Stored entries
((
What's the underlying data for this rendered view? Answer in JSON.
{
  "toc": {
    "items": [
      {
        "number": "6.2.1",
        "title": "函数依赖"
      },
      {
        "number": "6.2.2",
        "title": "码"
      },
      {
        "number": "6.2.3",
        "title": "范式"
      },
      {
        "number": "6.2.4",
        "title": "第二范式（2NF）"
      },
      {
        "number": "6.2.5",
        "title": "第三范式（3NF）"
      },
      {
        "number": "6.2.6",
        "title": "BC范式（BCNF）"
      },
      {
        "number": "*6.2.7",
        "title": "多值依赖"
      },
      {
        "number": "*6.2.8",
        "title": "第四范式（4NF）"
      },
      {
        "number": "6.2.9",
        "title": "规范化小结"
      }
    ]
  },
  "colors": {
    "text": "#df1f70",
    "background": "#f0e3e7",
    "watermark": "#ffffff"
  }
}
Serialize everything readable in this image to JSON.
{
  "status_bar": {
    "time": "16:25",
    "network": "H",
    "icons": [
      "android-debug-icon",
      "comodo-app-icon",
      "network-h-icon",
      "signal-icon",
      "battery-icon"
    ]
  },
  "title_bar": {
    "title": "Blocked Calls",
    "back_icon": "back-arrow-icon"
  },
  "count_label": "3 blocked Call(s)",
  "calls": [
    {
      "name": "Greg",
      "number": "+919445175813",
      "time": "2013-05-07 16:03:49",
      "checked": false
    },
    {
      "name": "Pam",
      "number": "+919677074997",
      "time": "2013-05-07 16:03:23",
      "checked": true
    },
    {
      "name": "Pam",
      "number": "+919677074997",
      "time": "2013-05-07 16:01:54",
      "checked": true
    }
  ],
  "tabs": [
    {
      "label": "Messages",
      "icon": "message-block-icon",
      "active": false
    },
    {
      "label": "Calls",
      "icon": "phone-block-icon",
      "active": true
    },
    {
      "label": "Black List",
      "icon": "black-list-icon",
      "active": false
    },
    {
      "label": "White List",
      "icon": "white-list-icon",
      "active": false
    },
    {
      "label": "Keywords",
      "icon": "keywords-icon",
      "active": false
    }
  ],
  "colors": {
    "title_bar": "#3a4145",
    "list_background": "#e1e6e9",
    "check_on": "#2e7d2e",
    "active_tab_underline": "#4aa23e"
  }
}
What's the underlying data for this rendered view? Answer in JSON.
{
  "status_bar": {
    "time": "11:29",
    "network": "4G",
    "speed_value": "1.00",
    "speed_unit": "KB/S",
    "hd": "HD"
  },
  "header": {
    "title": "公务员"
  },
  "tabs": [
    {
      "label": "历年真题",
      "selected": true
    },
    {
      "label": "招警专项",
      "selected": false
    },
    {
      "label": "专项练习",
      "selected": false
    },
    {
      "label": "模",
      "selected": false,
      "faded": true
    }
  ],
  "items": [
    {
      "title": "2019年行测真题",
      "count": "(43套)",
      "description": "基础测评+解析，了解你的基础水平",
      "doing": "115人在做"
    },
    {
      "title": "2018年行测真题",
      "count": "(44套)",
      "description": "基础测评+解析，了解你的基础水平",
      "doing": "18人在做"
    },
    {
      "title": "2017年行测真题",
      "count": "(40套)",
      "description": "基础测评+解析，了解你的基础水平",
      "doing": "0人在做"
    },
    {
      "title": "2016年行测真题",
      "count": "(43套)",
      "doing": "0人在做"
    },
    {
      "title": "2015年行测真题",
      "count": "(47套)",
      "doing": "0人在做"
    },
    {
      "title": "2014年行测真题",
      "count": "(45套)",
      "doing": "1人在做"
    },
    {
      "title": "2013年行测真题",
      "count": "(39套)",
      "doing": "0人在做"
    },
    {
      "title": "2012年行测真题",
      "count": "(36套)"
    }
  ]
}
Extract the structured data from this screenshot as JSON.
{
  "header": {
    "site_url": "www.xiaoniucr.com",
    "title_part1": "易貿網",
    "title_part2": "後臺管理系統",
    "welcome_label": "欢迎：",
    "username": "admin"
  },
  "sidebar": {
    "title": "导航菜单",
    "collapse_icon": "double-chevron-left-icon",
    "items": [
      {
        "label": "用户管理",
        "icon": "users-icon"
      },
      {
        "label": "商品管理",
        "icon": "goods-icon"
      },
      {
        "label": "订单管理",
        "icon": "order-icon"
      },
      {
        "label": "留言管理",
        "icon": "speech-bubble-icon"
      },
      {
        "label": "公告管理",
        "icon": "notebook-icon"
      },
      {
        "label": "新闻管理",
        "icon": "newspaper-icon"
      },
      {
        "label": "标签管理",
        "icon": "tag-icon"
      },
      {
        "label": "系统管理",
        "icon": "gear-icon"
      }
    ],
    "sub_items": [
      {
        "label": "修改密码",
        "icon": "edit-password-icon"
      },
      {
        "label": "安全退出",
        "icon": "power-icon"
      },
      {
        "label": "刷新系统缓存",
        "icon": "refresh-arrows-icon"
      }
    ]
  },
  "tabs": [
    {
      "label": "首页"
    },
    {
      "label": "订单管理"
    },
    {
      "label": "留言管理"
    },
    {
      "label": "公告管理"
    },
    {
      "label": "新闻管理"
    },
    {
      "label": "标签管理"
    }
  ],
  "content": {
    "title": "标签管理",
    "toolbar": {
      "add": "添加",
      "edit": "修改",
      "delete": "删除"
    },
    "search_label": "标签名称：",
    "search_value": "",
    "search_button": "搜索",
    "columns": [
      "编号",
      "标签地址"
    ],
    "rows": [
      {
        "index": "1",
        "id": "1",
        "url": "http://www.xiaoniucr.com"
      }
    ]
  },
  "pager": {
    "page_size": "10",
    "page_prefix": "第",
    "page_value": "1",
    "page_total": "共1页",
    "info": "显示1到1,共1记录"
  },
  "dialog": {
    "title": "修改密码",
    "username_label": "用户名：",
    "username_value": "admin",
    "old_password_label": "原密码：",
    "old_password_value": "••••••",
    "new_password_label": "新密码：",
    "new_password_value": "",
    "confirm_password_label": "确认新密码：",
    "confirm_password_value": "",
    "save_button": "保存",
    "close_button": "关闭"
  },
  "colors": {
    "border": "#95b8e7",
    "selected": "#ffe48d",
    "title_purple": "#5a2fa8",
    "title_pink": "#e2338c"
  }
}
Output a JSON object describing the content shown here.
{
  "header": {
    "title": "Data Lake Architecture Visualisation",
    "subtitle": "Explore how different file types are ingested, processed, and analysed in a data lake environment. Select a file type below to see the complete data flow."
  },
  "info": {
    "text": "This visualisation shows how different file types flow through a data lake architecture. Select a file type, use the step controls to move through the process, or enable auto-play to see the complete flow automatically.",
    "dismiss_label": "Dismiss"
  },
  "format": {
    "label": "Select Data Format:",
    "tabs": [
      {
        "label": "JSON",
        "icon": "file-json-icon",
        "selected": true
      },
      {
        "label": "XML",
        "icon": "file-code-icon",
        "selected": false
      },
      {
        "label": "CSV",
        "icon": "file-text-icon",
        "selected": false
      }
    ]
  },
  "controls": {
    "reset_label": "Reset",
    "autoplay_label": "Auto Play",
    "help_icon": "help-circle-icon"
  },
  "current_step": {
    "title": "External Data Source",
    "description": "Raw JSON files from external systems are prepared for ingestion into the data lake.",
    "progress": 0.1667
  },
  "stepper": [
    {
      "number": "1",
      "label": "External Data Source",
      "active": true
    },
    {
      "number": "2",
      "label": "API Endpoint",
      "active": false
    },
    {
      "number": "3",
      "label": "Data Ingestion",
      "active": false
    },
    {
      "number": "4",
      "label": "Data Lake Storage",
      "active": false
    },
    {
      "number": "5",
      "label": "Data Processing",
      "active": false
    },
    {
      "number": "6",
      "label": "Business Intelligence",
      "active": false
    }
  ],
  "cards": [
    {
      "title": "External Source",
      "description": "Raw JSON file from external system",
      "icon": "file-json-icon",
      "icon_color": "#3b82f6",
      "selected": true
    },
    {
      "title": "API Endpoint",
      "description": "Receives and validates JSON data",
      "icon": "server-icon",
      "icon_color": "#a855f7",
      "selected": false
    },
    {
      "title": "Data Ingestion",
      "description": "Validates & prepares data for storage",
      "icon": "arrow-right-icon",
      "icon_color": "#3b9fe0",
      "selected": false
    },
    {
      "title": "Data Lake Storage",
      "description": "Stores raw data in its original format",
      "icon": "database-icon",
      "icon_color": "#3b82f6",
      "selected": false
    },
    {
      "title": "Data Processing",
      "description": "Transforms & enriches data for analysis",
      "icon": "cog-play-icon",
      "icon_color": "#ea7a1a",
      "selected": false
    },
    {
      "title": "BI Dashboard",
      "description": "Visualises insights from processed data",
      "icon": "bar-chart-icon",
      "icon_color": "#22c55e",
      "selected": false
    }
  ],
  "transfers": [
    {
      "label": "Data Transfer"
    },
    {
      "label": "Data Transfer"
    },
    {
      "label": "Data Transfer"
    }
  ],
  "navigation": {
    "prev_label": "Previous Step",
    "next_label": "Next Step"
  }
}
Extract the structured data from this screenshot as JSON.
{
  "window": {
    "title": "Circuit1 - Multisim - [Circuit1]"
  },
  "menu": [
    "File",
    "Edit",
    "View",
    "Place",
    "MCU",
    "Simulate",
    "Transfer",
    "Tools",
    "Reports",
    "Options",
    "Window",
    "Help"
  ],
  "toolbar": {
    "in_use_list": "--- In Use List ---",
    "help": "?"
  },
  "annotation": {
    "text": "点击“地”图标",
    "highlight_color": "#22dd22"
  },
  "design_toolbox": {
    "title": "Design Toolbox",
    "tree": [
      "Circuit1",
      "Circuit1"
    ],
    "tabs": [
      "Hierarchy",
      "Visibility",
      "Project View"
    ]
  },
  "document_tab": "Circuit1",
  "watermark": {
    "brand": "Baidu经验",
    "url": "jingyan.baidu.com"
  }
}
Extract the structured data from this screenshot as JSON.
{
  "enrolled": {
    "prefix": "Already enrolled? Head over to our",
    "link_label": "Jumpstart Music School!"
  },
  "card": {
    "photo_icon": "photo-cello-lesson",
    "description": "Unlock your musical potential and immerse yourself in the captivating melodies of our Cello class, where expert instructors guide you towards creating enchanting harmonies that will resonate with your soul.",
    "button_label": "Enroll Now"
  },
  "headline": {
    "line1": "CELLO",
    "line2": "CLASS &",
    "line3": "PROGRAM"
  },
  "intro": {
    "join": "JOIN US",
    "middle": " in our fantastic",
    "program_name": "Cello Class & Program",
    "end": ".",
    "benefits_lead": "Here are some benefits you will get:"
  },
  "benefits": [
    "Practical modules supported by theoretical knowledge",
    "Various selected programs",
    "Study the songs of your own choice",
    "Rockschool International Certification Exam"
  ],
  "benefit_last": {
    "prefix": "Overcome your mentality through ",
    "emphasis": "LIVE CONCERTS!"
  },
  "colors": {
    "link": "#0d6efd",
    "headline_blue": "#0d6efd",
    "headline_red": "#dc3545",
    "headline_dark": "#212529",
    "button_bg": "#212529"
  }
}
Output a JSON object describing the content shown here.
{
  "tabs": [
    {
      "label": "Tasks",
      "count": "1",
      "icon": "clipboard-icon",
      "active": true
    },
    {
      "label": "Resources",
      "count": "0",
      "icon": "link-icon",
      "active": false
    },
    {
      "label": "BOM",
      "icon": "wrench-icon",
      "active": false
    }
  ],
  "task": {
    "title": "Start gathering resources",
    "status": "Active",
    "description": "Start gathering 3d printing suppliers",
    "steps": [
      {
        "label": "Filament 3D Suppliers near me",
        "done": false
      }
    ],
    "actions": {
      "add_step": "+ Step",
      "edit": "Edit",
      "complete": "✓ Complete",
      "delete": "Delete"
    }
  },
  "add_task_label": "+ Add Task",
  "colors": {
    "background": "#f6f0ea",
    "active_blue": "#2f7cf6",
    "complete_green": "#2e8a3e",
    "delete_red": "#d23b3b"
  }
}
))
Reproduce each line from the records that contains the word "through".

- [Answer in full]:
    "text": "This visualisation shows how different file types flow through a data lake architecture. Select a file type, use the step controls to move through the process, or enable auto-play to see the complete flow automatically.",
    "prefix": "Overcome your mentality through ",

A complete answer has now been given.